- PROBLEM STATEMENT
Search the material and gather each line with "stati" in it.

- GIVEN DATA
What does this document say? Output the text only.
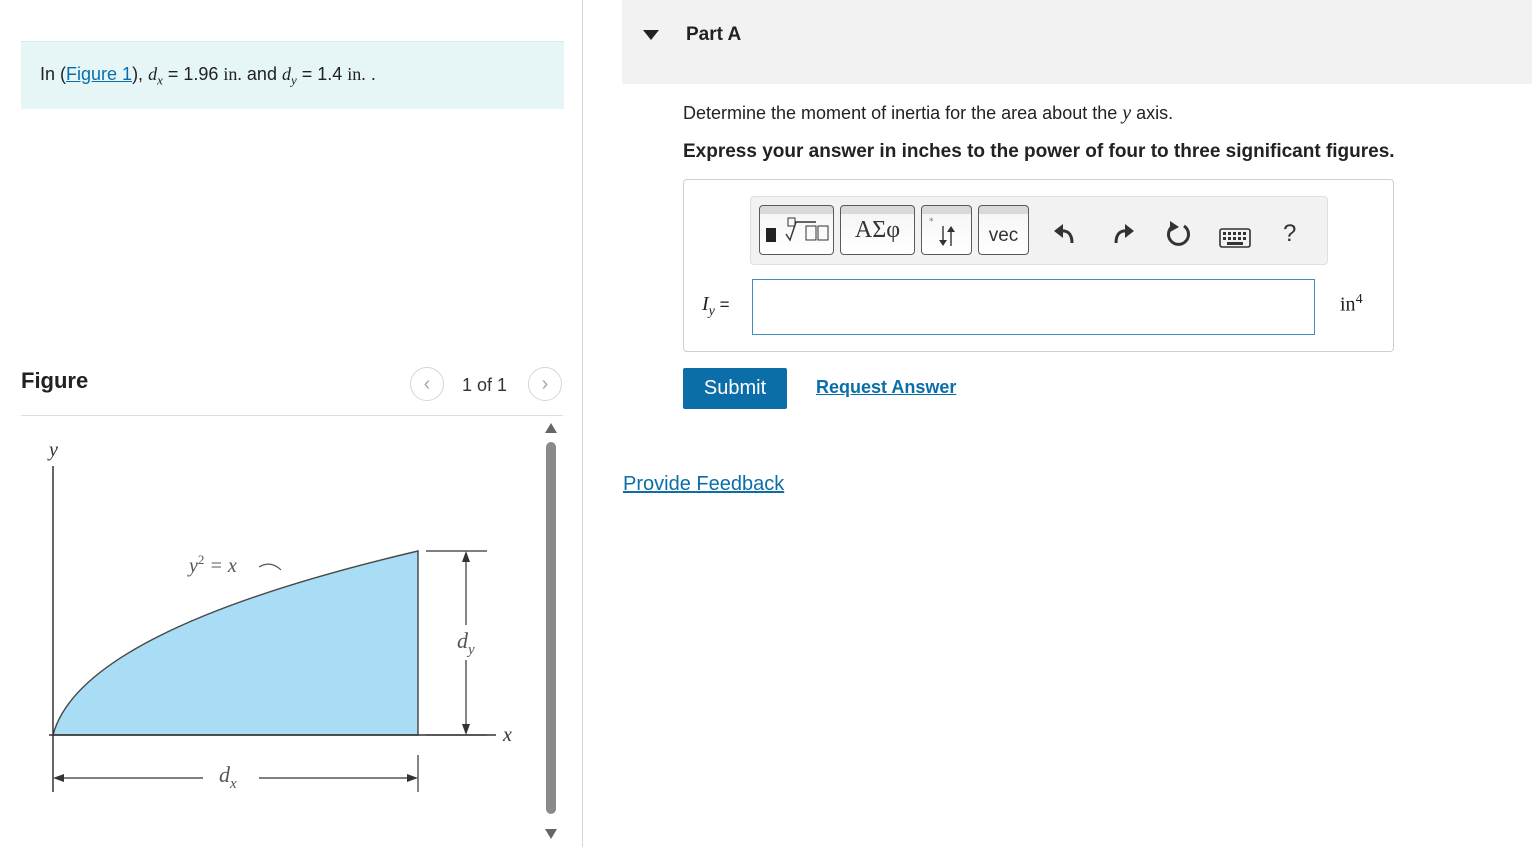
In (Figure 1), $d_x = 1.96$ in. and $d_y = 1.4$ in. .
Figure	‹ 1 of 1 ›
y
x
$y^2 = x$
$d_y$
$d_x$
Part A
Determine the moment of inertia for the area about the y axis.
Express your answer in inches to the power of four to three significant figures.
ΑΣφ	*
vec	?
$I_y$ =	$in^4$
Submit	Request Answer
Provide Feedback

==

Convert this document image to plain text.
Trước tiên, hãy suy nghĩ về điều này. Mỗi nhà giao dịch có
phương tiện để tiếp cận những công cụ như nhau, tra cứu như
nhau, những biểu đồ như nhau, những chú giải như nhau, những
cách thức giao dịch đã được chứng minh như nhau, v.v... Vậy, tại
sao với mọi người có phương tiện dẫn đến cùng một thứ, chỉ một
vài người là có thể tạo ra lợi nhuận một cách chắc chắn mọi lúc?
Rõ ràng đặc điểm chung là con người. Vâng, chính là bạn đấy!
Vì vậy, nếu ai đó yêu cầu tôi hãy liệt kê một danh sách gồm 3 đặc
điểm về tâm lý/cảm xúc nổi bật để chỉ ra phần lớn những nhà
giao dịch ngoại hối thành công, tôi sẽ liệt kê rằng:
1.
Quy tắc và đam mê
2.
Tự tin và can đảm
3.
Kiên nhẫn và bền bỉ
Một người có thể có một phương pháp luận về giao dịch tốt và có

...

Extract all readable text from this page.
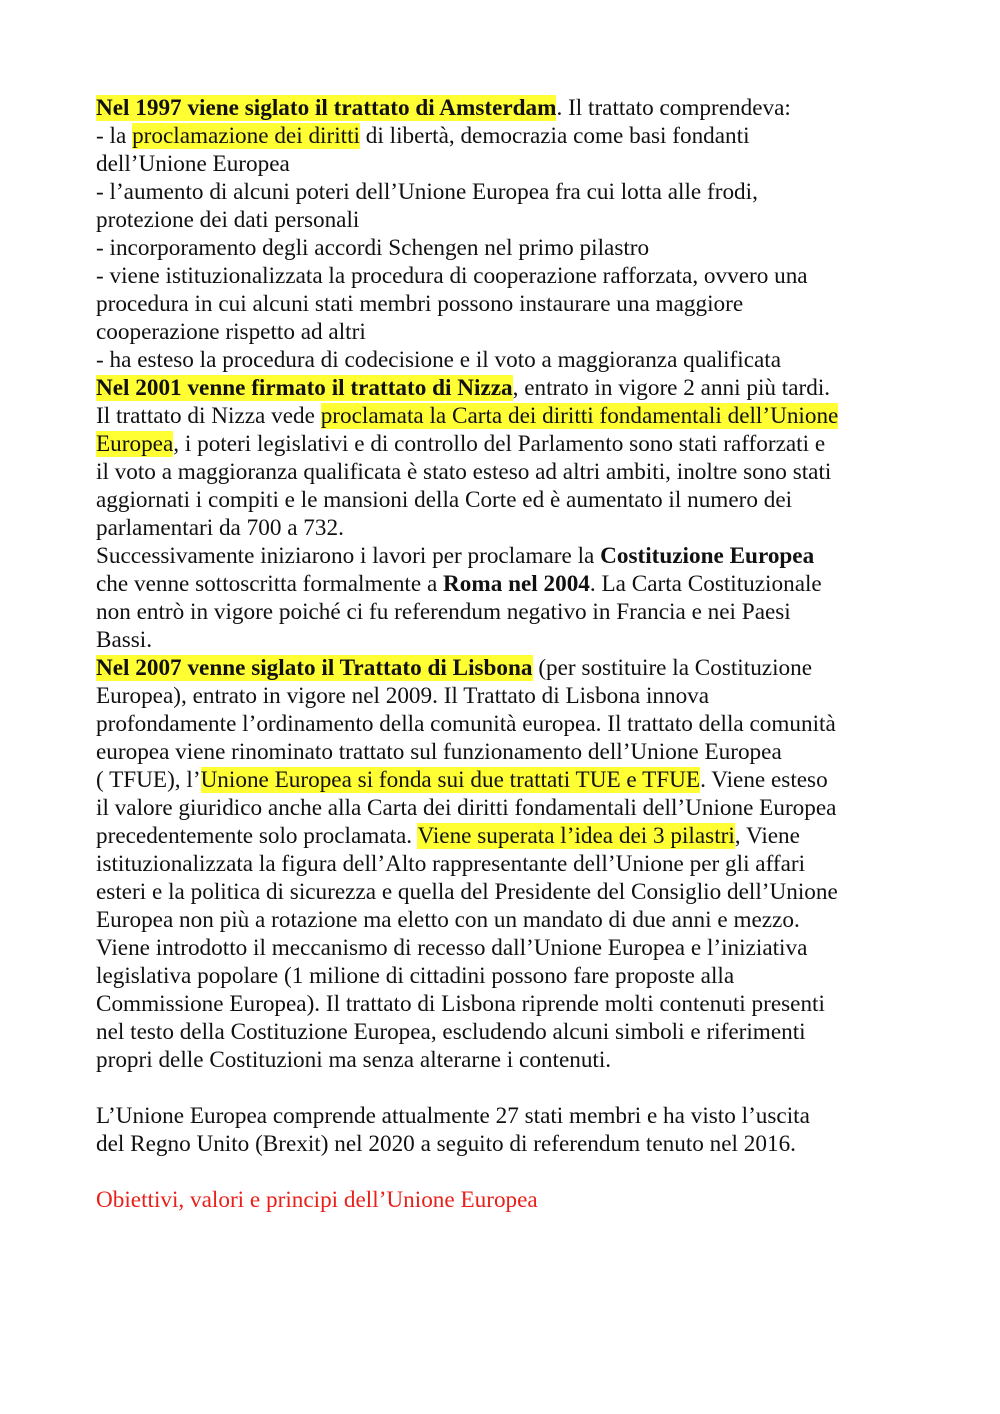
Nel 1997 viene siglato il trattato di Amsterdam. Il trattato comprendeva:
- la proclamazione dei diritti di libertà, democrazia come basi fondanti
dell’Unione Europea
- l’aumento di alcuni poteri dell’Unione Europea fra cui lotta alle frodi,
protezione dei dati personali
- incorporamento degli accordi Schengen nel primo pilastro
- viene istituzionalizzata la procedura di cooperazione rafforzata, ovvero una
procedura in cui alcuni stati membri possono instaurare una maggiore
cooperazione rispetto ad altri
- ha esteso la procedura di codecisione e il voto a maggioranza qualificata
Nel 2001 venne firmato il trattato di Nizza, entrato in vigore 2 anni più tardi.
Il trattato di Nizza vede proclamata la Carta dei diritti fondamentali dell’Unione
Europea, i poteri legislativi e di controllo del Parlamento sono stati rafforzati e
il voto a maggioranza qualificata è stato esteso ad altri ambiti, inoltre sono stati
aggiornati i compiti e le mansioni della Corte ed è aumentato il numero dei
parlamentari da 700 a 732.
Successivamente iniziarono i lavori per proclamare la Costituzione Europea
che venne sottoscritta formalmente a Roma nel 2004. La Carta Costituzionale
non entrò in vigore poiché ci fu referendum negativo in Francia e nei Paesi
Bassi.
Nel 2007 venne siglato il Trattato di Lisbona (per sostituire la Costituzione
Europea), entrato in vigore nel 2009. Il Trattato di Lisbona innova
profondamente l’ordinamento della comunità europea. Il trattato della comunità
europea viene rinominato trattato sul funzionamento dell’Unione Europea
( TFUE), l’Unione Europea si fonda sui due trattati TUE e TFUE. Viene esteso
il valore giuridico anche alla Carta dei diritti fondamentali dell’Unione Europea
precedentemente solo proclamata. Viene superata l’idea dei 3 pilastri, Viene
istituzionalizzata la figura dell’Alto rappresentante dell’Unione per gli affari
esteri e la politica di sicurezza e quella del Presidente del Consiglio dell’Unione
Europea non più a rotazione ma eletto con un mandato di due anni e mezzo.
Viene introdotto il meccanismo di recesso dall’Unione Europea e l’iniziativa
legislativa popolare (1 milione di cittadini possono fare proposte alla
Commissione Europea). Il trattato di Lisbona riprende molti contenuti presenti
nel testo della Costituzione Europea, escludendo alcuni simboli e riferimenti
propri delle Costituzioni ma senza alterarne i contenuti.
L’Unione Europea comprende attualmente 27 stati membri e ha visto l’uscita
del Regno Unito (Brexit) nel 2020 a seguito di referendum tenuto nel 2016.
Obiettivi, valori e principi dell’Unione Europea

- EXERCISE RESPONSE
procedura in cui alcuni stati membri possono instaurare una maggiore
Europea, i poteri legislativi e di controllo del Parlamento sono stati rafforzati e
il voto a maggioranza qualificata è stato esteso ad altri ambiti, inoltre sono stati
L’Unione Europea comprende attualmente 27 stati membri e ha visto l’uscita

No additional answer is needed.